[Stored entries]
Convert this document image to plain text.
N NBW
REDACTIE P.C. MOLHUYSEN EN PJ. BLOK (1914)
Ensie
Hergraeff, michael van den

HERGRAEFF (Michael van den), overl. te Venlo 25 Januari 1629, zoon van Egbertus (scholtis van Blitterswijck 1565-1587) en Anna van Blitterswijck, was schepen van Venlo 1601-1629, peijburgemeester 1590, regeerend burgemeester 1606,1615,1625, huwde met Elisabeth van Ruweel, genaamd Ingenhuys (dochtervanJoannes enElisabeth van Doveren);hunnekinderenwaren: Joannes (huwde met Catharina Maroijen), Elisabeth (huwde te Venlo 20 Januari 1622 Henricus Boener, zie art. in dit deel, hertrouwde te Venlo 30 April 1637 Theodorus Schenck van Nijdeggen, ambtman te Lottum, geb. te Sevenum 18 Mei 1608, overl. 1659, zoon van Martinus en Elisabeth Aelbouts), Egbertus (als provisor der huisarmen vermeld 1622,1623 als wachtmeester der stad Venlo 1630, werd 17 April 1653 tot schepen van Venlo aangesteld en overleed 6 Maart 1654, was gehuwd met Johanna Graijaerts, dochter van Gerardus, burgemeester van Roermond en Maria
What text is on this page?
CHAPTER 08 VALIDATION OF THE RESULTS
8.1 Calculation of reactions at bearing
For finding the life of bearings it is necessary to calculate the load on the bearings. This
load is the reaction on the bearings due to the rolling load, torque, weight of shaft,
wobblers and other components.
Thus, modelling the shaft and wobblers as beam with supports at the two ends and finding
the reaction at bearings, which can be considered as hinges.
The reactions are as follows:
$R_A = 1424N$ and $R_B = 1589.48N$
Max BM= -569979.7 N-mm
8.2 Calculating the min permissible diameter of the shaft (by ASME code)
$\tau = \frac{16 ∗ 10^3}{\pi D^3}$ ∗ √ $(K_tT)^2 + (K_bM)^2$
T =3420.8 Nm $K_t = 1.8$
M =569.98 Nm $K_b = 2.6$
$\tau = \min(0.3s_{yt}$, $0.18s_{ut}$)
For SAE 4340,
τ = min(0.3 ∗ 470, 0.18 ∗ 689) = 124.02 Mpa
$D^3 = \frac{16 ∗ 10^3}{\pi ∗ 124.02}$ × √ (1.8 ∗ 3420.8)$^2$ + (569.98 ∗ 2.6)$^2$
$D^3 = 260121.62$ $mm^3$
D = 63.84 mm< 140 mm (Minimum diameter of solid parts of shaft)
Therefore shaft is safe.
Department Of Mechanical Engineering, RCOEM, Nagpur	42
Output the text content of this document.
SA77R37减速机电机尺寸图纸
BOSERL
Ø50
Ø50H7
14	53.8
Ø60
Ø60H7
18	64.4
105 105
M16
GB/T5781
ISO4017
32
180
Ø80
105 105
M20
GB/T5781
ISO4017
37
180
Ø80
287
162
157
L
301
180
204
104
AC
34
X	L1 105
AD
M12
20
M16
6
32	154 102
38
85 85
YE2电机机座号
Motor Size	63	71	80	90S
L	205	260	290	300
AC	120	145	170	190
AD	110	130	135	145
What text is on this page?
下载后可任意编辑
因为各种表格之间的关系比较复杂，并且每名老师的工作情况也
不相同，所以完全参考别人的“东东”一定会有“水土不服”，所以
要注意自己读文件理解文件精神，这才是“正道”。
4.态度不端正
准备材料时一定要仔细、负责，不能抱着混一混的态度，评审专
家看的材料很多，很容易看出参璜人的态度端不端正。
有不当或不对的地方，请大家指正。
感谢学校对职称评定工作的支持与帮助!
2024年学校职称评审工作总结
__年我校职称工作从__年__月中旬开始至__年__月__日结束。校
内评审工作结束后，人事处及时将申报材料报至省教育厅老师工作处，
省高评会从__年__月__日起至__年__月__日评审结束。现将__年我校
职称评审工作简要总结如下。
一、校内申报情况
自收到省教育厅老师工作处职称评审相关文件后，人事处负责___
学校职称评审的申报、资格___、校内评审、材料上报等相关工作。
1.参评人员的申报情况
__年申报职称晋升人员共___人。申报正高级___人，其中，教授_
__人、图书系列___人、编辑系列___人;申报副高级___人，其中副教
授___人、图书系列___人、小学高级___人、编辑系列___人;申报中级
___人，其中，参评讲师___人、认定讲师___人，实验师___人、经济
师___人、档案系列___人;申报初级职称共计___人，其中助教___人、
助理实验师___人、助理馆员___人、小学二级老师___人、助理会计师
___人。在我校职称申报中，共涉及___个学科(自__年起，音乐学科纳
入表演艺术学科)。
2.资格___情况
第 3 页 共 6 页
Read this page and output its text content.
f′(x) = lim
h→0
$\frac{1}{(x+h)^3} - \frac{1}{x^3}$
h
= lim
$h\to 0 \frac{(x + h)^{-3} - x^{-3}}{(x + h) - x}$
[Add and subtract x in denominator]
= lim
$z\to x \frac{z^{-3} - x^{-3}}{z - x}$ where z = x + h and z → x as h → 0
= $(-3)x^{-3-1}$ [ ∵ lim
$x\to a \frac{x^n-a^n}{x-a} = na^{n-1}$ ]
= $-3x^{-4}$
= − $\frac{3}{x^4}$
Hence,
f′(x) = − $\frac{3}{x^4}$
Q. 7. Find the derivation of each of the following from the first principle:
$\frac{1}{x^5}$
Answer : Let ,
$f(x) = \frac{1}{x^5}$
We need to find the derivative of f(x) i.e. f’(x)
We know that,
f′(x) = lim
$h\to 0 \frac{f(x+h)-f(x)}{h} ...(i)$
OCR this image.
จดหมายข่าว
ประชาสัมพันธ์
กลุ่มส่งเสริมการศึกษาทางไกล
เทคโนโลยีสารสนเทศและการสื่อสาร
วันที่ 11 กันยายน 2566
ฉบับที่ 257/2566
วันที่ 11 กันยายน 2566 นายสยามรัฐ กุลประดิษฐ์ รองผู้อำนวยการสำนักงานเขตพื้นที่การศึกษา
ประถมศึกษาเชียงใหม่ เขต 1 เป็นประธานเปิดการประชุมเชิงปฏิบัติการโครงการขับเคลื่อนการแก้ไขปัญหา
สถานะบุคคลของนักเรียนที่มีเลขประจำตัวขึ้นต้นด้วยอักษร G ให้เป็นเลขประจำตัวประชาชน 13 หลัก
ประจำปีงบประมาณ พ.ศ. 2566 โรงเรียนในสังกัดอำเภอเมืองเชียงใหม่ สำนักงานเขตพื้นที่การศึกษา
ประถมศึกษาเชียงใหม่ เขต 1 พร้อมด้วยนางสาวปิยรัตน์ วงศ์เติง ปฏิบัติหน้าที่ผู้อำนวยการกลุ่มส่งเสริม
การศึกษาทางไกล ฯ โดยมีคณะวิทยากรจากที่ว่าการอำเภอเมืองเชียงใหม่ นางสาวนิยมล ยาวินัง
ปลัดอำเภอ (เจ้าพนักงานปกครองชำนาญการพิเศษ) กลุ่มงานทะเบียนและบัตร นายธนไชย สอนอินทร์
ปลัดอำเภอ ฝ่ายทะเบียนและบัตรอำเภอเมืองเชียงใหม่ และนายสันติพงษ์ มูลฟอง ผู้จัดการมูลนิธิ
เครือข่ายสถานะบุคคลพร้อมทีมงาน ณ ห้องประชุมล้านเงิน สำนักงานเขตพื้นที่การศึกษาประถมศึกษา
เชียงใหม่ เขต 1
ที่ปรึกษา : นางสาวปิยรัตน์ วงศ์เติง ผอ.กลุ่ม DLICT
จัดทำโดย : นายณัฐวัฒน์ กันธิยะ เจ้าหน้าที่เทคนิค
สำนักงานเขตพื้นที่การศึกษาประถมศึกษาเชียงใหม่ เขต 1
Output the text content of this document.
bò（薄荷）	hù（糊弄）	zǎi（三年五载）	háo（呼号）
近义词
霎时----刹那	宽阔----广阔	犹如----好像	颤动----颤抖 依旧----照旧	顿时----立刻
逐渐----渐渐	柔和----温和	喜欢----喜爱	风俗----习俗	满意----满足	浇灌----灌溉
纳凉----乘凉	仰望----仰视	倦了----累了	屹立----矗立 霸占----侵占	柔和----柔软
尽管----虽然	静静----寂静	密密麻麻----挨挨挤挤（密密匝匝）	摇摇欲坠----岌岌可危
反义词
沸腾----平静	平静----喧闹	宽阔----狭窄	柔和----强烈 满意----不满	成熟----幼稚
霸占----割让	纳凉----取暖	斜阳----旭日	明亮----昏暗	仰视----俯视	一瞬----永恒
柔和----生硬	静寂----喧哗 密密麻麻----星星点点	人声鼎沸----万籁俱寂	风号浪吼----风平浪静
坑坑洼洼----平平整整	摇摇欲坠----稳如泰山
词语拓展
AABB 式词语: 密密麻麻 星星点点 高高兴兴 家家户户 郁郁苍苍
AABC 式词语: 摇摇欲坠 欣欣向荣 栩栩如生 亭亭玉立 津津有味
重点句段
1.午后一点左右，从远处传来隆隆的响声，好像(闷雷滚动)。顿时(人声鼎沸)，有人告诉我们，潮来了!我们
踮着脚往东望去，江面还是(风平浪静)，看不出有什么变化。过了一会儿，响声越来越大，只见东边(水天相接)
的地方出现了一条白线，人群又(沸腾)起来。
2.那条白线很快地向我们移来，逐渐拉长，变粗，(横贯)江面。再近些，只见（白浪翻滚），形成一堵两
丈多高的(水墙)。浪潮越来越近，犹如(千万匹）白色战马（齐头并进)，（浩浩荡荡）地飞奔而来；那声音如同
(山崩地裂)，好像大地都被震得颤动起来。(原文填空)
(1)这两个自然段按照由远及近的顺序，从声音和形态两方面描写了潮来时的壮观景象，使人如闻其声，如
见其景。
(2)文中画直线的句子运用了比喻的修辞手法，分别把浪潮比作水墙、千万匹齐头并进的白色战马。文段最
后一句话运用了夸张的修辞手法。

* Task directions *
Extract all lines containing the word "diameter".

* Full answer *
8.2 Calculating the min permissible diameter of the shaft (by ASME code)
D = 63.84 mm< 140 mm (Minimum diameter of solid parts of shaft)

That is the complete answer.